## [YOUR TASK]
Tell how many lines carry the word "this"; the reply is the number and nothing else.

## [RECORDS FOR THE TASK]
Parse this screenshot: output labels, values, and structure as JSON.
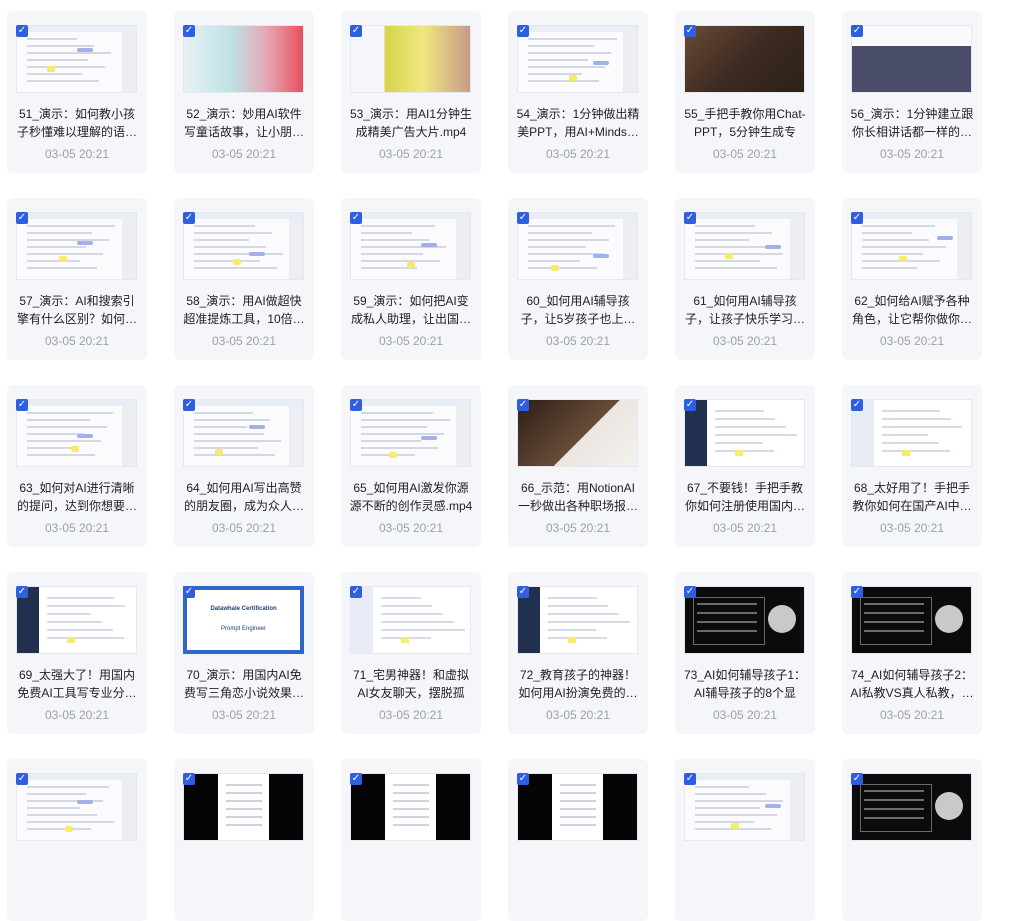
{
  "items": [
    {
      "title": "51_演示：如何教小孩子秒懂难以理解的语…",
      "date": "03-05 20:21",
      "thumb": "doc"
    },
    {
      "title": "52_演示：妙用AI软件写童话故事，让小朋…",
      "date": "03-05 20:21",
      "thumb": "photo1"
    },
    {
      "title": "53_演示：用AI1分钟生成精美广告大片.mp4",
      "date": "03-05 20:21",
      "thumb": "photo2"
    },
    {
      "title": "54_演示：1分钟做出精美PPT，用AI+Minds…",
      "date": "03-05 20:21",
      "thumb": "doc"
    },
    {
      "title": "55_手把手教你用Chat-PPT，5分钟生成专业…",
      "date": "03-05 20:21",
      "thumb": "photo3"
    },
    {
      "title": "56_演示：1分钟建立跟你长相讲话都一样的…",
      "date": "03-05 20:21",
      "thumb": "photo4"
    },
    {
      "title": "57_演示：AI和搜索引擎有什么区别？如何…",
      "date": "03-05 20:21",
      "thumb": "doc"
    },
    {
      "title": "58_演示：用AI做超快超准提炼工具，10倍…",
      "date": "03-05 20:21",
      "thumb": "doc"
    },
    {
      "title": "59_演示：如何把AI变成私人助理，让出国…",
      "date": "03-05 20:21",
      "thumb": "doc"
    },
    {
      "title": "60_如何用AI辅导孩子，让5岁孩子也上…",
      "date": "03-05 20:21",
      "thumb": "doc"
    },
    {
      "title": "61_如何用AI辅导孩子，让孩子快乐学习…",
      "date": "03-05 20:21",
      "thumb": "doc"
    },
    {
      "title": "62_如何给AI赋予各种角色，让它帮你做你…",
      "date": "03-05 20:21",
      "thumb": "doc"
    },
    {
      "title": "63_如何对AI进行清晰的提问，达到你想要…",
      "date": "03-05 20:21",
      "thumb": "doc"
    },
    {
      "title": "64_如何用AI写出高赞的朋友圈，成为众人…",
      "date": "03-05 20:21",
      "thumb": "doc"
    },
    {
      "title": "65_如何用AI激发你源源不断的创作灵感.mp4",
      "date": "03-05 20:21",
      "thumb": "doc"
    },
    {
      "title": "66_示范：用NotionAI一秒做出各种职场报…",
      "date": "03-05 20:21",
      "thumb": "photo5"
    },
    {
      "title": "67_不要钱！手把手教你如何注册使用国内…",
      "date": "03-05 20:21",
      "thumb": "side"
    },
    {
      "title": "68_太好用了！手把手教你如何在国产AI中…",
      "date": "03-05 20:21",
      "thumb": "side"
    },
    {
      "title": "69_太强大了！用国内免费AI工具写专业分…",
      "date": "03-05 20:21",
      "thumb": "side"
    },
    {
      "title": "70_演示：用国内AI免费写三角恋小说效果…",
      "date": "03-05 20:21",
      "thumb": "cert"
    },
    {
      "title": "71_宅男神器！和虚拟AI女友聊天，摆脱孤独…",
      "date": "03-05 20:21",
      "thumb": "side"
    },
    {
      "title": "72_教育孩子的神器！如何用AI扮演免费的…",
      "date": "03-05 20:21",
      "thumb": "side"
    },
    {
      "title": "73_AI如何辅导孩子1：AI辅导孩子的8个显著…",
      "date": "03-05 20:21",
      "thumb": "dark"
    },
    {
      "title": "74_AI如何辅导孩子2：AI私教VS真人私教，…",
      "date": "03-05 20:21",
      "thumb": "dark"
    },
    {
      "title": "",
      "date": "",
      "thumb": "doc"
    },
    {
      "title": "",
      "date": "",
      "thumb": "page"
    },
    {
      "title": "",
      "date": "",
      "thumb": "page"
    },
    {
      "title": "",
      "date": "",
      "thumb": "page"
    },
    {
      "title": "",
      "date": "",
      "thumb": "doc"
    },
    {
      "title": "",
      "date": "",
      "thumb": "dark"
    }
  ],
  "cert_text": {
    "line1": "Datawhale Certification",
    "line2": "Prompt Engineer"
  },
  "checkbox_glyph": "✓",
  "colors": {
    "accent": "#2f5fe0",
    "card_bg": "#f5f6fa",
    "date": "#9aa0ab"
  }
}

==

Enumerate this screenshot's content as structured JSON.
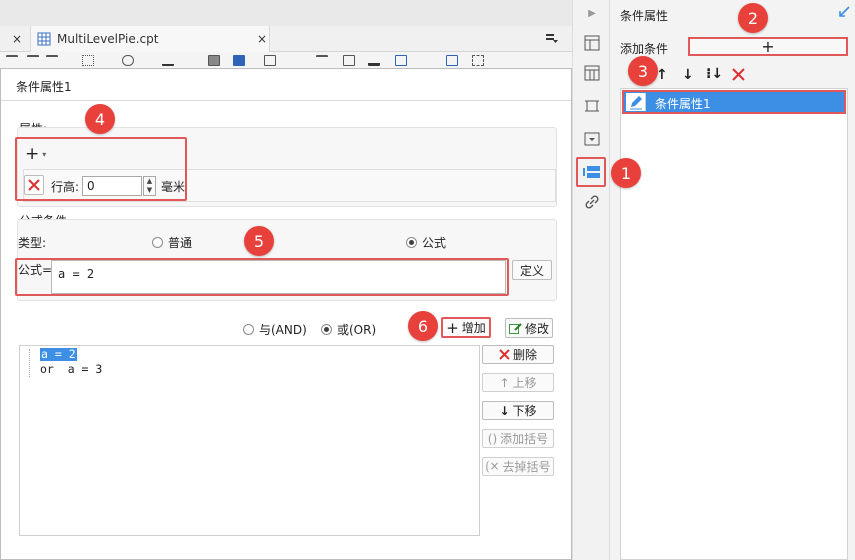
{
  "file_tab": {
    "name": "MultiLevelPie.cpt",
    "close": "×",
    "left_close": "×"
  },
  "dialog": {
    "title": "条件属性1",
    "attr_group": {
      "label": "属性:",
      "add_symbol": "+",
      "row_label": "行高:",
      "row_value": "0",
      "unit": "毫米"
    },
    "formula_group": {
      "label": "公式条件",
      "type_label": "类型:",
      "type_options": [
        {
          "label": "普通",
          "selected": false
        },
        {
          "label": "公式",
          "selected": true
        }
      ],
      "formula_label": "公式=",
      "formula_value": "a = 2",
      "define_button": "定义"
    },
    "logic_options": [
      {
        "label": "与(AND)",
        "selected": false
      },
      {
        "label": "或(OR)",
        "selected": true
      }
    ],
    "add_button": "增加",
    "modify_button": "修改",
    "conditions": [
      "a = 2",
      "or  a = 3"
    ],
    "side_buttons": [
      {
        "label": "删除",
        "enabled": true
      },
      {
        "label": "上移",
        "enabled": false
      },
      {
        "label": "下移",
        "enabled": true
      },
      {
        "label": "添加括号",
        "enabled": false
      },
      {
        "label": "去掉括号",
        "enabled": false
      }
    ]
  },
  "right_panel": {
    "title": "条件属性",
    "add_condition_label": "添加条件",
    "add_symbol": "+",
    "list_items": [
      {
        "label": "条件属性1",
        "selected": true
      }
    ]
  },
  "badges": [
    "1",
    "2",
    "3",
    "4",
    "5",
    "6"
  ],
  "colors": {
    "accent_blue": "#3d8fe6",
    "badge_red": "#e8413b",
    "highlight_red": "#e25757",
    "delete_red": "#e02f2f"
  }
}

## [EXPECTED OUTPUT]
2